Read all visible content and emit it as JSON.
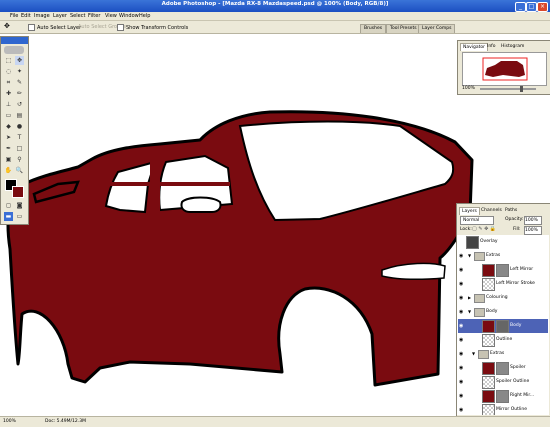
{
  "window": {
    "title": "Adobe Photoshop - [Mazda RX-8 Mazdaspeed.psd @ 100% (Body, RGB/8)]"
  },
  "menu": [
    "File",
    "Edit",
    "Image",
    "Layer",
    "Select",
    "Filter",
    "View",
    "Window",
    "Help"
  ],
  "options": {
    "auto_select": "Auto Select Layer",
    "auto_select_groups": "Auto Select Groups",
    "transform": "Show Transform Controls"
  },
  "dock_tabs": [
    "Brushes",
    "Tool Presets",
    "Layer Comps"
  ],
  "navigator": {
    "tabs": [
      "Navigator",
      "Info",
      "Histogram"
    ],
    "zoom": "100%"
  },
  "layers_panel": {
    "tabs": [
      "Layers",
      "Channels",
      "Paths"
    ],
    "blend_mode": "Normal",
    "opacity_label": "Opacity:",
    "opacity": "100%",
    "lock_label": "Lock:",
    "fill_label": "Fill:",
    "fill": "100%",
    "rows": [
      {
        "name": "Overlay",
        "type": "layer"
      },
      {
        "name": "Extras",
        "type": "group"
      },
      {
        "name": "Left Mirror",
        "type": "layer"
      },
      {
        "name": "Left Mirror Stroke",
        "type": "layer"
      },
      {
        "name": "Colouring",
        "type": "group"
      },
      {
        "name": "Body",
        "type": "group"
      },
      {
        "name": "Body",
        "type": "layer"
      },
      {
        "name": "Outline",
        "type": "layer"
      },
      {
        "name": "Extras",
        "type": "group"
      },
      {
        "name": "Spoiler",
        "type": "layer"
      },
      {
        "name": "Spoiler Outline",
        "type": "layer"
      },
      {
        "name": "Right Mir...",
        "type": "layer"
      },
      {
        "name": "Mirror Outline",
        "type": "layer"
      }
    ]
  },
  "status": {
    "zoom": "100%",
    "doc": "Doc: 5.49M/12.3M"
  },
  "colors": {
    "body": "#7a0b10",
    "titlebar": "#2f66cf",
    "selection": "#4d63b6"
  }
}
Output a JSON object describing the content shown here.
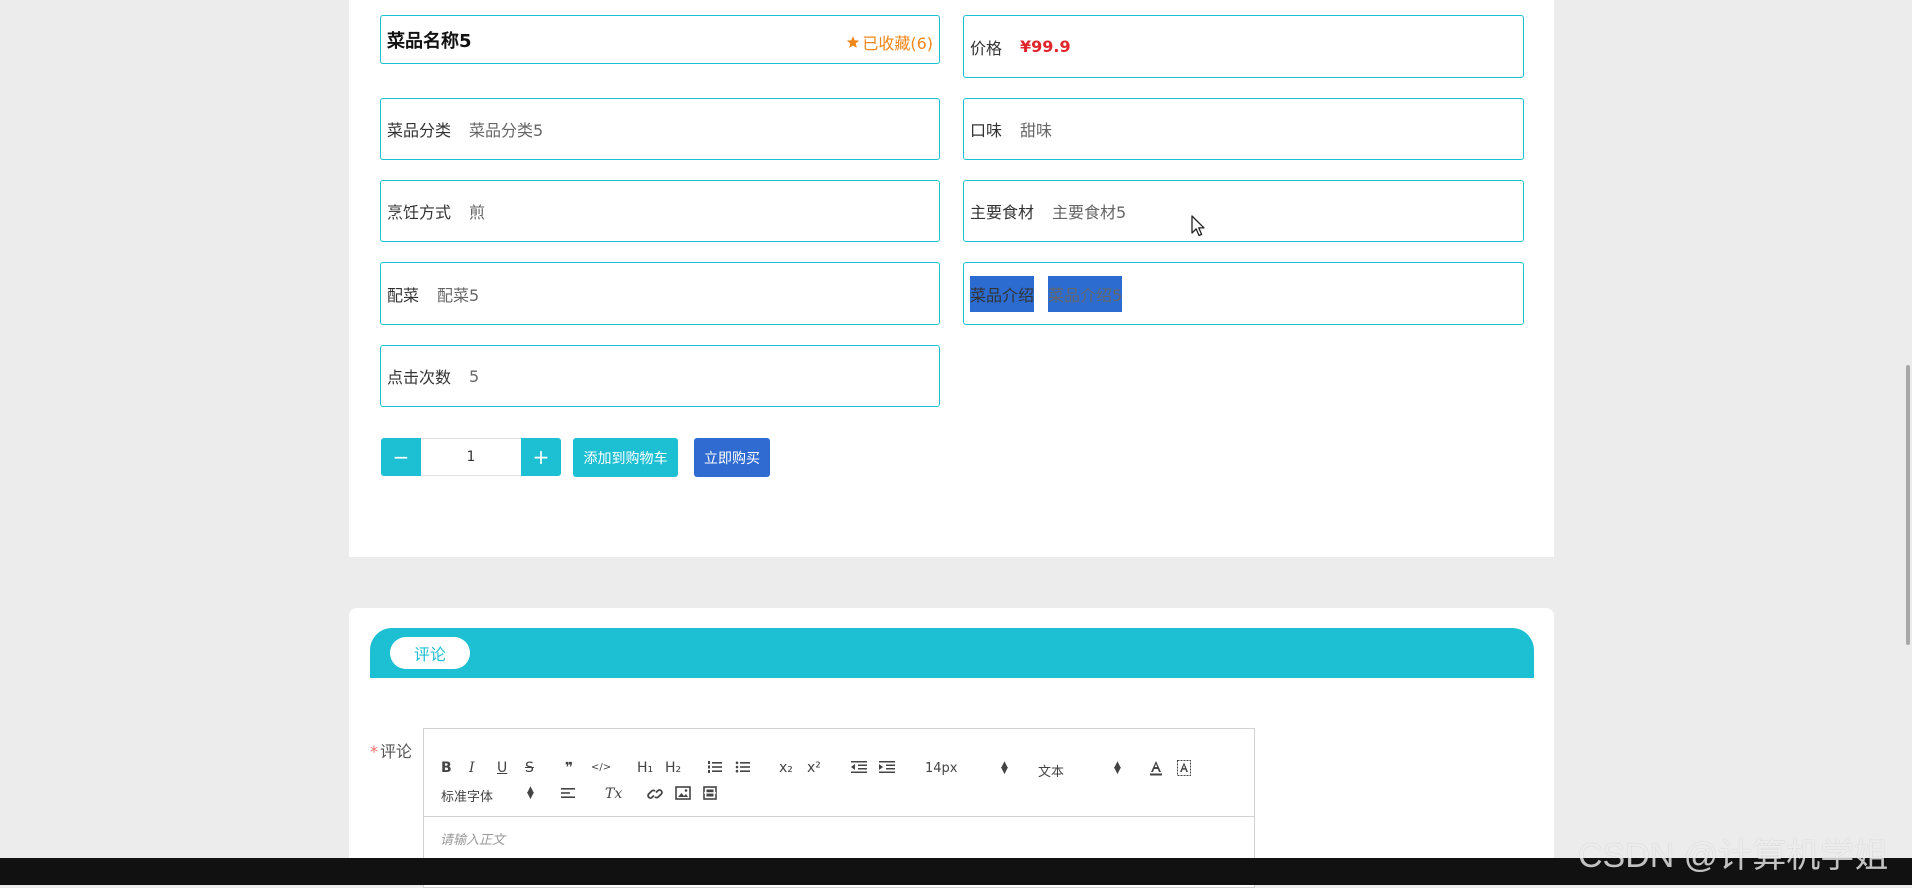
{
  "product": {
    "name": "菜品名称5",
    "favorite": "已收藏(6)",
    "price_label": "价格",
    "price_value": "¥99.9",
    "fields": [
      {
        "label": "菜品分类",
        "value": "菜品分类5"
      },
      {
        "label": "口味",
        "value": "甜味"
      },
      {
        "label": "烹饪方式",
        "value": "煎"
      },
      {
        "label": "主要食材",
        "value": "主要食材5"
      },
      {
        "label": "配菜",
        "value": "配菜5"
      },
      {
        "label": "菜品介绍",
        "value": "菜品介绍5"
      },
      {
        "label": "点击次数",
        "value": "5"
      }
    ]
  },
  "purchase": {
    "minus": "−",
    "quantity": "1",
    "plus": "+",
    "add_to_cart": "添加到购物车",
    "buy_now": "立即购买"
  },
  "comments": {
    "tab": "评论",
    "label": "评论",
    "required_mark": "*",
    "placeholder": "请输入正文",
    "toolbar": {
      "bold": "B",
      "italic": "I",
      "underline": "U",
      "strike": "S",
      "quote": "❞",
      "code": "</>",
      "h1": "H₁",
      "h2": "H₂",
      "sub": "x₂",
      "sup": "x²",
      "font_size": "14px",
      "text_type": "文本",
      "font_family": "标准字体",
      "clean": "Tx"
    }
  },
  "watermark": "CSDN @计算机学姐",
  "colors": {
    "accent": "#1dbfd3",
    "buy": "#2f6bd0",
    "price": "#e0262c",
    "favorite": "#f0871a"
  }
}
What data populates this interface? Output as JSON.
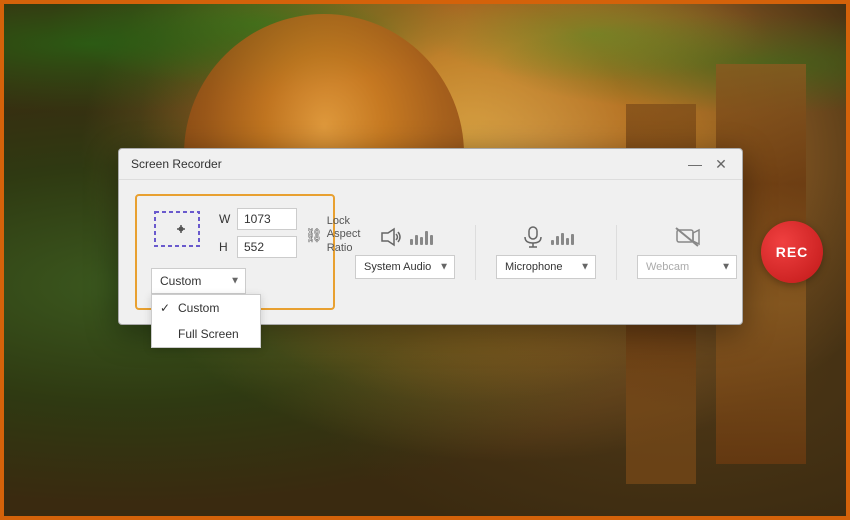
{
  "window": {
    "title": "Screen Recorder",
    "minimize_label": "—",
    "close_label": "✕"
  },
  "capture": {
    "width_label": "W",
    "height_label": "H",
    "width_value": "1073",
    "height_value": "552",
    "mode_select": {
      "selected": "Custom",
      "options": [
        "Custom",
        "Full Screen"
      ]
    },
    "lock_aspect_label": "Lock Aspect\nRatio",
    "dropdown": {
      "custom_label": "Custom",
      "fullscreen_label": "Full Screen"
    }
  },
  "audio": {
    "system_audio_label": "System Audio",
    "microphone_label": "Microphone",
    "webcam_label": "Webcam"
  },
  "rec_button_label": "REC",
  "colors": {
    "accent_orange": "#e8a030",
    "rec_red": "#c01818",
    "border_orange": "#d4620a"
  }
}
—————
## What is being asked:
In the entries above, find each line with the word "content" and show it.

## Reply:
Read all visible content and emit it as JSON.
Output a JSON object describing the content shown here.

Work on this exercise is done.